## Aim
Filter the records below down to lines containing "suggested".

*** Input material ***

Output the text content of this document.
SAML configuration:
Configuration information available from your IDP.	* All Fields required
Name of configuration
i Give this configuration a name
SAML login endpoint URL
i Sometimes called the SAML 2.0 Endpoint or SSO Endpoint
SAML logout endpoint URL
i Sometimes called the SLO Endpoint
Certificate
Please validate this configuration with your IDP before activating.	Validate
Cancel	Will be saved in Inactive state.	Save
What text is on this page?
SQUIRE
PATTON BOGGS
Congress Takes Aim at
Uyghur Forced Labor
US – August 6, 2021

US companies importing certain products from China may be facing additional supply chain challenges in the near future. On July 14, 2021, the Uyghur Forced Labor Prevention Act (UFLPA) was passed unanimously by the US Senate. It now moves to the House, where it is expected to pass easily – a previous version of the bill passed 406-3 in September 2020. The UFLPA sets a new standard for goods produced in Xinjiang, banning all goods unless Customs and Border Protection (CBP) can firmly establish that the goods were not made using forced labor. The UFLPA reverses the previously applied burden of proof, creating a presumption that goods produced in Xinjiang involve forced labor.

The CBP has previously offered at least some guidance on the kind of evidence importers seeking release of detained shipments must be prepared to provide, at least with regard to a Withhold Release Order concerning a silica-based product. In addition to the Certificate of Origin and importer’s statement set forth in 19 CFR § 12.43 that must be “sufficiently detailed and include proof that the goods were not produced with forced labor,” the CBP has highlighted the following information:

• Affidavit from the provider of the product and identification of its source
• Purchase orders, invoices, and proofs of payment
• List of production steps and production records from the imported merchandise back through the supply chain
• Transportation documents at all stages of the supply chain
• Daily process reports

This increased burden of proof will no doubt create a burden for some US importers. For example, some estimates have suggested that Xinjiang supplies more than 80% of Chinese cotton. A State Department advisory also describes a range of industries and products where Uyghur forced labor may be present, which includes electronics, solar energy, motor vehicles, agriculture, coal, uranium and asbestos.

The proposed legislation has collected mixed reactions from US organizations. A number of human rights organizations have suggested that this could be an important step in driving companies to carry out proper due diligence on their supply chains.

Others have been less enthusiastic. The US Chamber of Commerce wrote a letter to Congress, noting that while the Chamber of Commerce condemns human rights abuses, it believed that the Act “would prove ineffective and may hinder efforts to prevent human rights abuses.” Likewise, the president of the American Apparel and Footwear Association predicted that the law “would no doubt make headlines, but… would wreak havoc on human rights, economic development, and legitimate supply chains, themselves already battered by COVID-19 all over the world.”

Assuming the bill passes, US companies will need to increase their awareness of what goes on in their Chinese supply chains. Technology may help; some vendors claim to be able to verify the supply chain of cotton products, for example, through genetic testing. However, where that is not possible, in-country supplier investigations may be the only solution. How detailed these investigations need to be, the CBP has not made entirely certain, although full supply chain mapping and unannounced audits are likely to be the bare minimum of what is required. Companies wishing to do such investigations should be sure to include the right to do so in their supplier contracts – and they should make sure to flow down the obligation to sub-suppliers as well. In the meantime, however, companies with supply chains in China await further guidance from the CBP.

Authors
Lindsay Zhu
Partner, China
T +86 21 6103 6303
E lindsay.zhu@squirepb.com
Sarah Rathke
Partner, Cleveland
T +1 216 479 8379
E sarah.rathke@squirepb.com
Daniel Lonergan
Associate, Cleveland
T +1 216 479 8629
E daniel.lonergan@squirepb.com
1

***

## Task solution
This increased burden of proof will no doubt create a burden for some US importers. For example, some estimates have suggested that Xinjiang supplies more than 80% of Chinese cotton. A State Department advisory also describes a range of industries and products where Uyghur forced labor may be present, which includes electronics, solar energy, motor vehicles, agriculture, coal, uranium and asbestos.
The proposed legislation has collected mixed reactions from US organizations. A number of human rights organizations have suggested that this could be an important step in driving companies to carry out proper due diligence on their supply chains.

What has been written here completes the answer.